_Provided entries_
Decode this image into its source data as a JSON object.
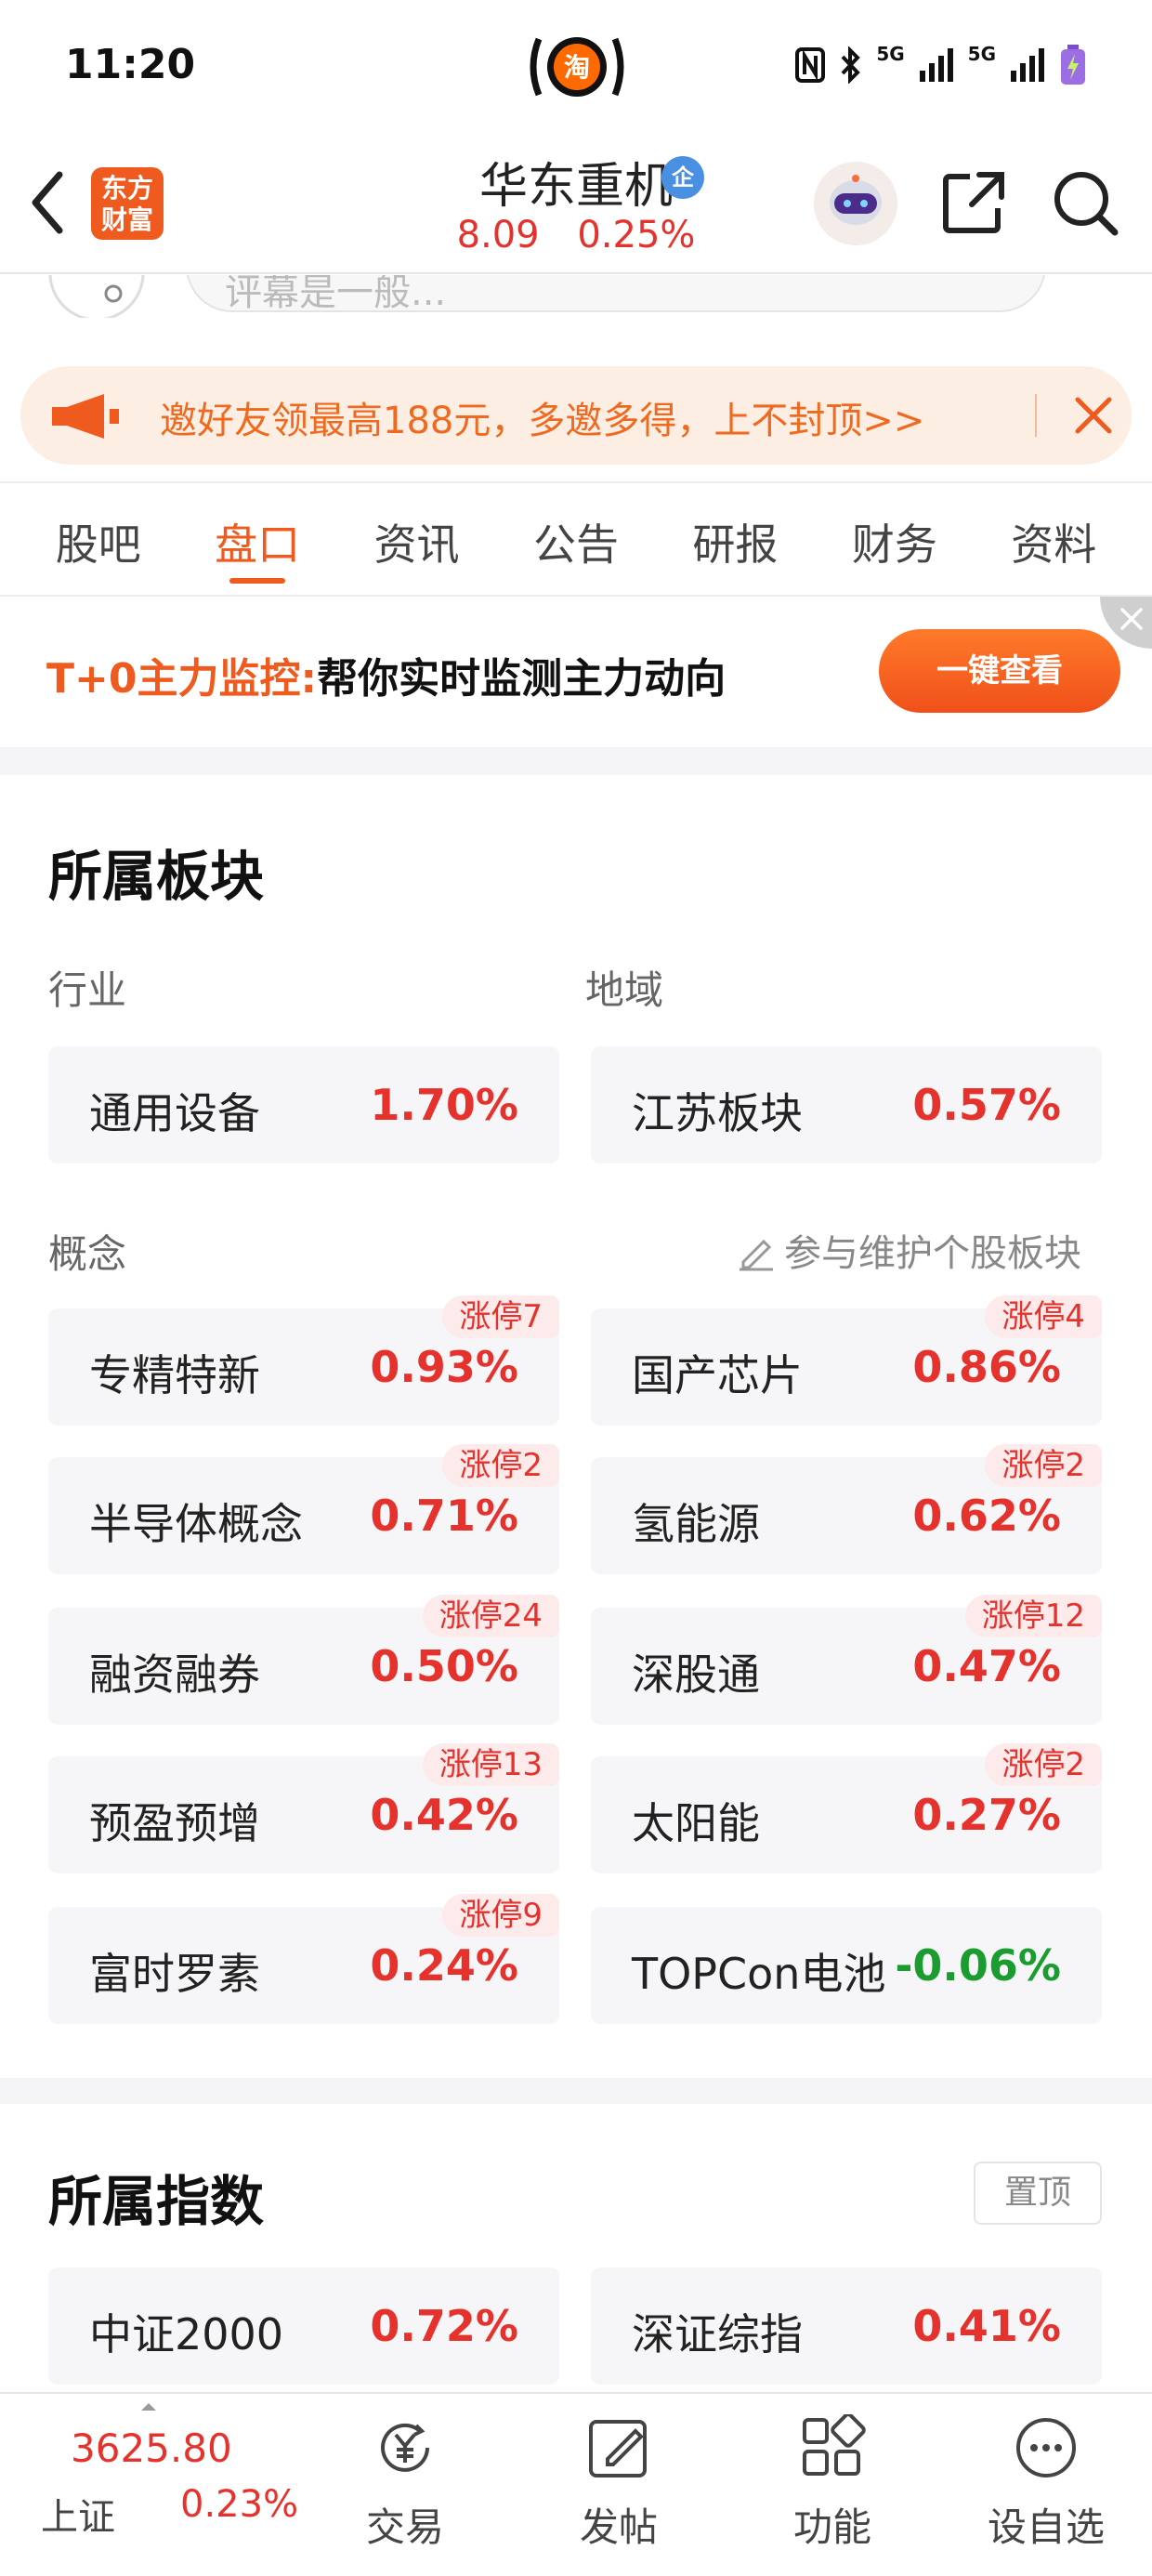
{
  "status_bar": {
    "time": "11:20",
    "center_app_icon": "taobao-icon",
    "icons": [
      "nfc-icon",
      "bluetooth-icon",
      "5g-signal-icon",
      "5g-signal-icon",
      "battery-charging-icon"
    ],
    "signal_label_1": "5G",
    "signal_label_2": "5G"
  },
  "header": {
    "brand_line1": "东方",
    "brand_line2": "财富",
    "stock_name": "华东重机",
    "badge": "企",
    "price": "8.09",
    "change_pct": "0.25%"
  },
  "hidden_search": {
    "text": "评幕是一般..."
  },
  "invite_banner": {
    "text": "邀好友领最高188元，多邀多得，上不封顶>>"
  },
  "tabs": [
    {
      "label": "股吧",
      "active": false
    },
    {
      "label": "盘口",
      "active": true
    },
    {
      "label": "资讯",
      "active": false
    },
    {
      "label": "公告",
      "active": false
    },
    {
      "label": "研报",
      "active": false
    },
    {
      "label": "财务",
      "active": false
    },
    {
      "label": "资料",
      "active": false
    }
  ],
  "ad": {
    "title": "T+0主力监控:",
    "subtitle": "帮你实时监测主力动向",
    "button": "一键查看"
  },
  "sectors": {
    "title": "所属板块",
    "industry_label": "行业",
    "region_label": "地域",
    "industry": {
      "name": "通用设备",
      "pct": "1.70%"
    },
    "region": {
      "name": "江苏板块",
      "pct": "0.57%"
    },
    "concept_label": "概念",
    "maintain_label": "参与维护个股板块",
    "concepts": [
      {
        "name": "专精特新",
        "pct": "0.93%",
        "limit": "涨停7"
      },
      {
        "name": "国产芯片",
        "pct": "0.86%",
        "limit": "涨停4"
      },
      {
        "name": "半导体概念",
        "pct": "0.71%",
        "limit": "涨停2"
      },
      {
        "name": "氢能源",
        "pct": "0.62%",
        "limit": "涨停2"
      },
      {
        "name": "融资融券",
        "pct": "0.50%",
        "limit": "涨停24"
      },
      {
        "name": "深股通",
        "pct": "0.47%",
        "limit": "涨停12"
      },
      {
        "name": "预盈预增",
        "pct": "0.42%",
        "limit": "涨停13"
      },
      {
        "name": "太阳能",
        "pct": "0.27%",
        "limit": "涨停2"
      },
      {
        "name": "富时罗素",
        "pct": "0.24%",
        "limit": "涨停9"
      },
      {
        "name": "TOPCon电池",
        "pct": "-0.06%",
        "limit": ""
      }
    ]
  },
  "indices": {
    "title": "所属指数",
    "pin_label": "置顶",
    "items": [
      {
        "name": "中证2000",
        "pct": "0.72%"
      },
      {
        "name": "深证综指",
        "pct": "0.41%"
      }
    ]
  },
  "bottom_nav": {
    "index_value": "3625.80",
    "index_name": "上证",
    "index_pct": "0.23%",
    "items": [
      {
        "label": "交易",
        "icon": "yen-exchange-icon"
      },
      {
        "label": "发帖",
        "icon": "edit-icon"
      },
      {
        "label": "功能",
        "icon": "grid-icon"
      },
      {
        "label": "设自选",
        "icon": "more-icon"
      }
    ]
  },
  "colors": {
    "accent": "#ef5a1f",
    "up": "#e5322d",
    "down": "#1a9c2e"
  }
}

...

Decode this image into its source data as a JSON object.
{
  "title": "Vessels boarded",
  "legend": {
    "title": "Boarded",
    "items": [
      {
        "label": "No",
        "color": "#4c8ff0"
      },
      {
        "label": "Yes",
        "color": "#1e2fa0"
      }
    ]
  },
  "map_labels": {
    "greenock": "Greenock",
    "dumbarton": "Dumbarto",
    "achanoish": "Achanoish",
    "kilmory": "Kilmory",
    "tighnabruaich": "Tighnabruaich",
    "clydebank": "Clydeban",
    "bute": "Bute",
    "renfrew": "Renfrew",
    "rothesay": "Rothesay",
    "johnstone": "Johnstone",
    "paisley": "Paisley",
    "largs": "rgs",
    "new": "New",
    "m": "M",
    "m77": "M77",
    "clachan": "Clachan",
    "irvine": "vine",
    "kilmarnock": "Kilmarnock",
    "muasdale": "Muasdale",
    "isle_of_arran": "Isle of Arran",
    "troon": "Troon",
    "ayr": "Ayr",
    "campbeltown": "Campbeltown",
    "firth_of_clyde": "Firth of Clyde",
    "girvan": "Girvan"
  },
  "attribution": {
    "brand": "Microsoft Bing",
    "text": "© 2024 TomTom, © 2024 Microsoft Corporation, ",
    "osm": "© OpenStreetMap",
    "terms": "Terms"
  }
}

_Exercise instructions_
Copy out every line holding the string "limit".

_Problem solution_
        "limit": "涨停7"
        "limit": "涨停4"
        "limit": "涨停2"
        "limit": "涨停2"
        "limit": "涨停24"
        "limit": "涨停12"
        "limit": "涨停13"
        "limit": "涨停2"
        "limit": "涨停9"
        "limit": ""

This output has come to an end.